Locate the string "screenshot" in the records below. Copy every line where it occurs.
....
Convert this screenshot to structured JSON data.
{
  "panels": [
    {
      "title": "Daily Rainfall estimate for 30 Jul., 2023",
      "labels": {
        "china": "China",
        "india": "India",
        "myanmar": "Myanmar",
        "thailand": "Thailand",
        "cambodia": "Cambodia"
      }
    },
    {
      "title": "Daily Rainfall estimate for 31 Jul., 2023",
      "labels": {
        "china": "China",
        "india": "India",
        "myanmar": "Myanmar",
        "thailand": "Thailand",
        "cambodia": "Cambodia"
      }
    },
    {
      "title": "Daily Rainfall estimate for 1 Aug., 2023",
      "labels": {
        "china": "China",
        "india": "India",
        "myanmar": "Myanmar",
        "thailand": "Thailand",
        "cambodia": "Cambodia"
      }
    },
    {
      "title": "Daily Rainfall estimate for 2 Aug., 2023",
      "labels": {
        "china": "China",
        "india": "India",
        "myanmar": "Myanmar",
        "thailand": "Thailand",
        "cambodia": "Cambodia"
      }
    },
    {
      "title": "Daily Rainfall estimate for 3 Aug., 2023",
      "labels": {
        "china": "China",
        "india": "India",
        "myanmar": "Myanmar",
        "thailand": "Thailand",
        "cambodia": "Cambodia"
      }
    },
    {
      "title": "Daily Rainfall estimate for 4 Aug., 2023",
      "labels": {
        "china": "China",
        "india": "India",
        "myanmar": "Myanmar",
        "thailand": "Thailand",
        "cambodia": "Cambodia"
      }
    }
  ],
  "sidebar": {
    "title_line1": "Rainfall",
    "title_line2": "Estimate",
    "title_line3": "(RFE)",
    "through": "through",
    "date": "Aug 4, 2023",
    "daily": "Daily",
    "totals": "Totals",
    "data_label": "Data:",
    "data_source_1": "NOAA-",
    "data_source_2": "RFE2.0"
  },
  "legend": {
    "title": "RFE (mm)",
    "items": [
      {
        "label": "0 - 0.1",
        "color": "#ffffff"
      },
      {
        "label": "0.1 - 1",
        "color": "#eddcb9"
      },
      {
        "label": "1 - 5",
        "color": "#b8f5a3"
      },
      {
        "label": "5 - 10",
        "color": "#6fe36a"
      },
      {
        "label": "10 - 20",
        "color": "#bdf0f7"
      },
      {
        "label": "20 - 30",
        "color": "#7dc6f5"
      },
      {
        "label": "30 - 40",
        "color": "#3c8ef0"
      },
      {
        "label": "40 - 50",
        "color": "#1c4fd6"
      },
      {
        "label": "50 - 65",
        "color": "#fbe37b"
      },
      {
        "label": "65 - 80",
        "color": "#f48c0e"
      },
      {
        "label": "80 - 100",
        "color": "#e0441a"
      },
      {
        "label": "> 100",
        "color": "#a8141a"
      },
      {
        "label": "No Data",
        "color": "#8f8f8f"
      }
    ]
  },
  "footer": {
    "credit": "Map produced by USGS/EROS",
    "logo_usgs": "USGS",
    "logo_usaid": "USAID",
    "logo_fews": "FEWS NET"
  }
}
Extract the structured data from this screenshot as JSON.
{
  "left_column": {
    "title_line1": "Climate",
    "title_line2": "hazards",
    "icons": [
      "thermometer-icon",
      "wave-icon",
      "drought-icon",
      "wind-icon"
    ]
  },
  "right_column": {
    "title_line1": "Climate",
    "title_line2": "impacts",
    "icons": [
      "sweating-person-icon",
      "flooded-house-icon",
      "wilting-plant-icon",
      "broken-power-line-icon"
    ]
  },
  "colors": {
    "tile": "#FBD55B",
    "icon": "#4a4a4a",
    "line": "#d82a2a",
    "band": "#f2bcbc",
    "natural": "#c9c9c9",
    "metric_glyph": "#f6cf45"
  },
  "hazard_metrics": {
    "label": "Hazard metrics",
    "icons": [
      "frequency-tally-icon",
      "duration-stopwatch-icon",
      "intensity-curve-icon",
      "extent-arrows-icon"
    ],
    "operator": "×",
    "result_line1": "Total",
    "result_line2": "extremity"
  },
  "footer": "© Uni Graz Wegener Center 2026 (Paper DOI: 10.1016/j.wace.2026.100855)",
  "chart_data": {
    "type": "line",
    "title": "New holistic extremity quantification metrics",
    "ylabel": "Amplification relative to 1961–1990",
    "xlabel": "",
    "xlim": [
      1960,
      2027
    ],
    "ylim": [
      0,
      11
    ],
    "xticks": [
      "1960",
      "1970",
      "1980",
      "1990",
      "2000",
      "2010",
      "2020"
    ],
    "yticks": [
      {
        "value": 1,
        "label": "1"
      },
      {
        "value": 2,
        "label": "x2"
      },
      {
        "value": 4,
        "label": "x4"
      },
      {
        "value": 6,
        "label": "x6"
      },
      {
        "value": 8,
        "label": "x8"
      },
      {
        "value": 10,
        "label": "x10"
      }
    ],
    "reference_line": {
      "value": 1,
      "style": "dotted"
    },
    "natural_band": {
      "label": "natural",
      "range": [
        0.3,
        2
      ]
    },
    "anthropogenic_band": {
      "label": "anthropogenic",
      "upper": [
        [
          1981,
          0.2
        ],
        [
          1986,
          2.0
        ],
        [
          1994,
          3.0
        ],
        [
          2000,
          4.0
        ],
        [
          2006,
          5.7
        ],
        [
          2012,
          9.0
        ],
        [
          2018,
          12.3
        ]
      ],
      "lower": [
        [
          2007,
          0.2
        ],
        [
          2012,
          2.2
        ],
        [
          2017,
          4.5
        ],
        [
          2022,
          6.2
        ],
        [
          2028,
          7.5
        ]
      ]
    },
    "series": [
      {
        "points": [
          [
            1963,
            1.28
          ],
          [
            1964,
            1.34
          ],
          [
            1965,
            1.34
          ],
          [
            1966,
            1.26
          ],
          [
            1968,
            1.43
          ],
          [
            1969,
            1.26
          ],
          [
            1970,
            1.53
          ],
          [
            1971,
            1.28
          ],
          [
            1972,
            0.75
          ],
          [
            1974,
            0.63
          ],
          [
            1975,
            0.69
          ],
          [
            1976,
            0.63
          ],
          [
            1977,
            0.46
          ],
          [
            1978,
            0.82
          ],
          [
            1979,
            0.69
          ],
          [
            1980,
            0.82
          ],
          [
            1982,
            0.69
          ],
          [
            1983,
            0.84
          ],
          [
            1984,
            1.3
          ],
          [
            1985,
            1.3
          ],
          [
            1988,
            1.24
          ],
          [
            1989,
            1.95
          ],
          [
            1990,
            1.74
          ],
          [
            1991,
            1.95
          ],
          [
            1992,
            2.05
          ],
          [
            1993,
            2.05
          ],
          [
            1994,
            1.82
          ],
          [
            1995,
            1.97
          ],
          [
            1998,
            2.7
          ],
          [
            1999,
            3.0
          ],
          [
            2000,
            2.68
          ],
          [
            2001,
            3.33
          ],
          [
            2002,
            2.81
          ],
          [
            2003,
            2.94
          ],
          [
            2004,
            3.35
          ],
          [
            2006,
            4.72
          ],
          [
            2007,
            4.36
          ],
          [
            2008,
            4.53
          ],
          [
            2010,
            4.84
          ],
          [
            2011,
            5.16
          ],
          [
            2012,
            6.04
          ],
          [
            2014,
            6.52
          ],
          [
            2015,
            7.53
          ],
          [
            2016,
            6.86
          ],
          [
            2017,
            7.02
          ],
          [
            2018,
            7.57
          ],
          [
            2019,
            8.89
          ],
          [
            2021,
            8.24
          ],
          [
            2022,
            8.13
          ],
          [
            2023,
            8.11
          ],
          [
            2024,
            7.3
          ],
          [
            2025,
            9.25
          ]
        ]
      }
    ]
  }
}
....
§ **EXPECTED ANSWER**
Convert this screenshot to structured JSON data.
Extract the structured data from this screenshot as JSON.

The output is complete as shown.